Among the entries below, find every line that has "acid" and pull it out.

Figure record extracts
##############################
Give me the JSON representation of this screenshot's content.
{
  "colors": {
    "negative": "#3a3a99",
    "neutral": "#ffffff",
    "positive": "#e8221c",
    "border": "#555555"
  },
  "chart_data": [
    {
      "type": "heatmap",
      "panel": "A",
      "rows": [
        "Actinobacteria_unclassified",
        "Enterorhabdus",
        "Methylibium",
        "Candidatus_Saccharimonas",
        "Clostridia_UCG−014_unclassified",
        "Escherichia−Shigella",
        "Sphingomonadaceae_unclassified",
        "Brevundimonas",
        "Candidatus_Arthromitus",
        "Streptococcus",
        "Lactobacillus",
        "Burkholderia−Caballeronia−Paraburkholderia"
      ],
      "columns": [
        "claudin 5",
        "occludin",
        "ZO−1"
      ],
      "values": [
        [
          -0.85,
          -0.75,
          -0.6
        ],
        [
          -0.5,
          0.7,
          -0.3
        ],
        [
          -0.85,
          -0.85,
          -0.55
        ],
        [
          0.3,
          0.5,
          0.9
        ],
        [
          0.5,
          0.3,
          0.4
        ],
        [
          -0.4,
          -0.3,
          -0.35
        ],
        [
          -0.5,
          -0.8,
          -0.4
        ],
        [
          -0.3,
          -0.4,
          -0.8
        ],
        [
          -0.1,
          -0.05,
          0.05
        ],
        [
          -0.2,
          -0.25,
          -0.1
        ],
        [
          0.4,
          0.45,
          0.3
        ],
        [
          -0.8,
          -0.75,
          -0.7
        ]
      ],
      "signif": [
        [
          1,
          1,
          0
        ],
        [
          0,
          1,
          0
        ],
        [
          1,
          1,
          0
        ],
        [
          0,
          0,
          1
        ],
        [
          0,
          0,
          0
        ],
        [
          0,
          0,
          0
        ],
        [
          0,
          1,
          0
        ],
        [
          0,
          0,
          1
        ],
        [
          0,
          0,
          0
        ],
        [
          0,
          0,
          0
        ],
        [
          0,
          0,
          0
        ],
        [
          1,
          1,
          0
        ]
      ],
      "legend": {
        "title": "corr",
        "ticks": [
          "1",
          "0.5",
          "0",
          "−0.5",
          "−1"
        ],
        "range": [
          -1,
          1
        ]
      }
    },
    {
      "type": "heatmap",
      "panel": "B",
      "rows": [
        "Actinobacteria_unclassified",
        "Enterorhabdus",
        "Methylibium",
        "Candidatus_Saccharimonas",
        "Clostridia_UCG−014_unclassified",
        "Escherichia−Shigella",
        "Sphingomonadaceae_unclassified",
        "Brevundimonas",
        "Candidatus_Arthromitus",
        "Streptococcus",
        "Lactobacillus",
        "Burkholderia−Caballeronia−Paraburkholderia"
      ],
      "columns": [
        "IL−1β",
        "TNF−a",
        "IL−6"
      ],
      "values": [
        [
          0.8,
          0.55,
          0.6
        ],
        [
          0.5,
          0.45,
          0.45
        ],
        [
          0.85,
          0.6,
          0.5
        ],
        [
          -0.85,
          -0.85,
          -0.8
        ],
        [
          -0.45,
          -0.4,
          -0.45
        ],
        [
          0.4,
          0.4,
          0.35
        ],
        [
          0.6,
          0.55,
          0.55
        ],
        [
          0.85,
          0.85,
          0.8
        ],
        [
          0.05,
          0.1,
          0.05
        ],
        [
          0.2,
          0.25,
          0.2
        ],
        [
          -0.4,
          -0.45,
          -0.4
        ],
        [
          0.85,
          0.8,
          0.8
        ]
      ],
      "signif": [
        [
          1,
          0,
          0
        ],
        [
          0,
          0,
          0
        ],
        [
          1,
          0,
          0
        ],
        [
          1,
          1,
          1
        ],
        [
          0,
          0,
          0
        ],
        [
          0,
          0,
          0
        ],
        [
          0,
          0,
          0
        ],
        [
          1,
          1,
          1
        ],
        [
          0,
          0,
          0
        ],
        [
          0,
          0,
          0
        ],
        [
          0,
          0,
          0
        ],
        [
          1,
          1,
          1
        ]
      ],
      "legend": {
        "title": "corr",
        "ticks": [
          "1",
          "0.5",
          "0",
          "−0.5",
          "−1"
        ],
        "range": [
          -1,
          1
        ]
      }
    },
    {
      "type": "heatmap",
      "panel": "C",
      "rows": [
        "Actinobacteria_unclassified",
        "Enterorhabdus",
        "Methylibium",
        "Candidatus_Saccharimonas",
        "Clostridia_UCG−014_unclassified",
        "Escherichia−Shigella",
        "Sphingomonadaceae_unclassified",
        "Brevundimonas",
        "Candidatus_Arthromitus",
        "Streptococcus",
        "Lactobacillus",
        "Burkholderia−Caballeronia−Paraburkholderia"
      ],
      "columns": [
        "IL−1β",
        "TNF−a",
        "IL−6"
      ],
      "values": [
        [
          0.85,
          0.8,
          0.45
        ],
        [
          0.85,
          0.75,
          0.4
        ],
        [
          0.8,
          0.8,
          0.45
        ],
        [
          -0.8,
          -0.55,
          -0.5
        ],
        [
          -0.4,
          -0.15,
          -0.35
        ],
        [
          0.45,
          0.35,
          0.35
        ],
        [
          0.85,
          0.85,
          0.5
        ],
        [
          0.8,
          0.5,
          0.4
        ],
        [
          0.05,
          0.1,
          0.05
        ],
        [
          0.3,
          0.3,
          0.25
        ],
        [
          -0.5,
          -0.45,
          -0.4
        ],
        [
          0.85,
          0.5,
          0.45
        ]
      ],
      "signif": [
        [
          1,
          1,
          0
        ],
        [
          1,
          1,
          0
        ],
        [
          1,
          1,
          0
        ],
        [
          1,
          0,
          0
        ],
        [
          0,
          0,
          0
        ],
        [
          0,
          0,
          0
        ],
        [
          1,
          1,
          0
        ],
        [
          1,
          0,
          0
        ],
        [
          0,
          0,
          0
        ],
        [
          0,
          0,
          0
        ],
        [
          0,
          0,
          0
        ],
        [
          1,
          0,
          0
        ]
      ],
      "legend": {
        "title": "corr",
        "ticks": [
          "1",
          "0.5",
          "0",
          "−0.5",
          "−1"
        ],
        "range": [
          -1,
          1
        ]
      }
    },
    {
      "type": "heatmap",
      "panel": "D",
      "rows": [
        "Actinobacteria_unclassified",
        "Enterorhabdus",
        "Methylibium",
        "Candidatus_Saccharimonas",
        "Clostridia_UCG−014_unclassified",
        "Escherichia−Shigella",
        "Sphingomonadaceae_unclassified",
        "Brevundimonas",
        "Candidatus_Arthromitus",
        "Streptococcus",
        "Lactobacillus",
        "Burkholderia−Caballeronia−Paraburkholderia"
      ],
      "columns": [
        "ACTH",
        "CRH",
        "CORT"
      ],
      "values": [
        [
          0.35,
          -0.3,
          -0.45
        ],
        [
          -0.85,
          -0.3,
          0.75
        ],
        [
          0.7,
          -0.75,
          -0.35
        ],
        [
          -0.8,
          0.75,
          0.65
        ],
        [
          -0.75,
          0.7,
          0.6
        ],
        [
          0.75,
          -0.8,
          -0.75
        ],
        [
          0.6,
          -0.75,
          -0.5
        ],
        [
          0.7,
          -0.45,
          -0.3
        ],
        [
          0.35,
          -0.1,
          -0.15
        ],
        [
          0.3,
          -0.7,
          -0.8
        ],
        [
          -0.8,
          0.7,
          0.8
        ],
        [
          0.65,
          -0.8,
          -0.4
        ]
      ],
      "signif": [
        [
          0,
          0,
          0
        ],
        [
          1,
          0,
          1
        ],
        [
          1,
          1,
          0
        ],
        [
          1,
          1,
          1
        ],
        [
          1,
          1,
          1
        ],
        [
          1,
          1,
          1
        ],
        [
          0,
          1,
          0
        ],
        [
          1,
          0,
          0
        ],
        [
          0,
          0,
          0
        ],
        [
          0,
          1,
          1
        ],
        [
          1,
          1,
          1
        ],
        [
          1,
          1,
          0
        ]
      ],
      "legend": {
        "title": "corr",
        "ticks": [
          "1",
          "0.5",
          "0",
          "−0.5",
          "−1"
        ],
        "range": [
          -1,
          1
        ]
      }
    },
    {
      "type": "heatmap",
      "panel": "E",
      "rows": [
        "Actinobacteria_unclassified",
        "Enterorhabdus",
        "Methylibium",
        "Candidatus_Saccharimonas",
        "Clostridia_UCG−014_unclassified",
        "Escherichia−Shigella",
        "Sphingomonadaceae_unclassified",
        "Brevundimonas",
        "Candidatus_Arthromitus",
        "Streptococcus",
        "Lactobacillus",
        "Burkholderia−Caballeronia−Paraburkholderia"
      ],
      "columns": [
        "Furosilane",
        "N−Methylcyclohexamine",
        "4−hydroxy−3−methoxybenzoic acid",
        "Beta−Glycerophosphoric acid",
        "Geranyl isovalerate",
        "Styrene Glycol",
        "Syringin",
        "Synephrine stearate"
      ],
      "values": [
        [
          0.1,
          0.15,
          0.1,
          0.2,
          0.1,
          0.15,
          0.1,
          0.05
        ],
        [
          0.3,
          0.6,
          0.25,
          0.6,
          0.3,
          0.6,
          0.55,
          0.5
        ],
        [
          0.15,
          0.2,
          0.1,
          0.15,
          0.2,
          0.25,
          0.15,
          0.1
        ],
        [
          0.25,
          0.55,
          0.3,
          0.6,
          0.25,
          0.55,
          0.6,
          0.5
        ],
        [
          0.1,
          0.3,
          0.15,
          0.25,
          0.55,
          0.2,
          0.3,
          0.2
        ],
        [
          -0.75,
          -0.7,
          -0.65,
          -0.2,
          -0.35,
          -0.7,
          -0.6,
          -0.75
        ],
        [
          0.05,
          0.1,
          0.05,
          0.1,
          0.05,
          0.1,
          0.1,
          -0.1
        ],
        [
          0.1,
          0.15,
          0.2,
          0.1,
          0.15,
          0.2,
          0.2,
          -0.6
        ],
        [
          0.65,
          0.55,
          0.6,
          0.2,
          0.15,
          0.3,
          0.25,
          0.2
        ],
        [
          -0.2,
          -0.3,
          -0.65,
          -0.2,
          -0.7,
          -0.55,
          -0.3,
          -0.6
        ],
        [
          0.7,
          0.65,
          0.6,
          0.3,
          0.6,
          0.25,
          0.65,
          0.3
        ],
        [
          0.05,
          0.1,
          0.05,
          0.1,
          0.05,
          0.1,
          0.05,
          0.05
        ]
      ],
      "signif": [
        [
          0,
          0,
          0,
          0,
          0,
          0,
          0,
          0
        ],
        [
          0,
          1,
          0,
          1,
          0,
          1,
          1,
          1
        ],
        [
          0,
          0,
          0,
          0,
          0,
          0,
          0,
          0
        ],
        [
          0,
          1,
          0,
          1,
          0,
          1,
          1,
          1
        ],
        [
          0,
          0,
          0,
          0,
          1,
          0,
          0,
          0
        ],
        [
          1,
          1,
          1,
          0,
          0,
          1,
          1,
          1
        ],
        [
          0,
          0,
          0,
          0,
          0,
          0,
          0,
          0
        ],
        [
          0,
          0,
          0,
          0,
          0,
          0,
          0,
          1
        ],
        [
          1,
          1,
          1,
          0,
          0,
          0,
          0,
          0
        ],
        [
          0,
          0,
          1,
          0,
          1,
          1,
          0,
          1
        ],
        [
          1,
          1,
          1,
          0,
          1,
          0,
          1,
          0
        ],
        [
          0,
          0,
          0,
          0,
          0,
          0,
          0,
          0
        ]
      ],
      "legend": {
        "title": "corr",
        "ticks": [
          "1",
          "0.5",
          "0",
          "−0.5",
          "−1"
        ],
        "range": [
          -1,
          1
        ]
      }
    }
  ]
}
##############################
Output of the exercise -
        "4−hydroxy−3−methoxybenzoic acid",
        "Beta−Glycerophosphoric acid",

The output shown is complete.